** start of INFORMATION SHOWN **

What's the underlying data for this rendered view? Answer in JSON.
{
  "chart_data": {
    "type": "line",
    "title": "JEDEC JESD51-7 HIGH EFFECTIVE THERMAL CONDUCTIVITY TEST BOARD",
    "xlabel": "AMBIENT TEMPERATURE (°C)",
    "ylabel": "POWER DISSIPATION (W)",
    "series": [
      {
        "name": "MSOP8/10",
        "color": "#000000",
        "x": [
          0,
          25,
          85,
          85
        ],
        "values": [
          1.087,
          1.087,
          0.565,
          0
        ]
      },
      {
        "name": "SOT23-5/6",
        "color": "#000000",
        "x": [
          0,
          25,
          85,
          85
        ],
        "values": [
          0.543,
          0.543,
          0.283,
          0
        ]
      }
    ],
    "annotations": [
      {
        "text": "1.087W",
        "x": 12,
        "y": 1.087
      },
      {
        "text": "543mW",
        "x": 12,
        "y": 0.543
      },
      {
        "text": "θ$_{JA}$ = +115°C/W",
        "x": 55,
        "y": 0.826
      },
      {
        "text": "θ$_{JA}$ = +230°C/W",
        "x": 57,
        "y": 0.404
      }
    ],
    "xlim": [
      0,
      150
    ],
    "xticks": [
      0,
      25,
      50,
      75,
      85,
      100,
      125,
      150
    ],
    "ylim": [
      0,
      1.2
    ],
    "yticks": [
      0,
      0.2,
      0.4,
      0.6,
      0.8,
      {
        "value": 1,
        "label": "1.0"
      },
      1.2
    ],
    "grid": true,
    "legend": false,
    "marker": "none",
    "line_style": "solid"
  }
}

** end of INFORMATION SHOWN **

[DIRECTIVE] From the listing above, reproduce all the lines exactly.

[WRITTEN RESPONSE]
What's the underlying data for this rendered view? Answer in JSON.
{
  "chart_data": {
    "type": "line",
    "title": "JEDEC JESD51-7 HIGH EFFECTIVE THERMAL CONDUCTIVITY TEST BOARD",
    "xlabel": "AMBIENT TEMPERATURE (°C)",
    "ylabel": "POWER DISSIPATION (W)",
    "series": [
      {
        "name": "MSOP8/10",
        "color": "#000000",
        "x": [
          0,
          25,
          85,
          85
        ],
        "values": [
          1.087,
          1.087,
          0.565,
          0
        ]
      },
      {
        "name": "SOT23-5/6",
        "color": "#000000",
        "x": [
          0,
          25,
          85,
          85
        ],
        "values": [
          0.543,
          0.543,
          0.283,
          0
        ]
      }
    ],
    "annotations": [
      {
        "text": "1.087W",
        "x": 12,
        "y": 1.087
      },
      {
        "text": "543mW",
        "x": 12,
        "y": 0.543
      },
      {
        "text": "θ$_{JA}$ = +115°C/W",
        "x": 55,
        "y": 0.826
      },
      {
        "text": "θ$_{JA}$ = +230°C/W",
        "x": 57,
        "y": 0.404
      }
    ],
    "xlim": [
      0,
      150
    ],
    "xticks": [
      0,
      25,
      50,
      75,
      85,
      100,
      125,
      150
    ],
    "ylim": [
      0,
      1.2
    ],
    "yticks": [
      0,
      0.2,
      0.4,
      0.6,
      0.8,
      {
        "value": 1,
        "label": "1.0"
      },
      1.2
    ],
    "grid": true,
    "legend": false,
    "marker": "none",
    "line_style": "solid"
  }
}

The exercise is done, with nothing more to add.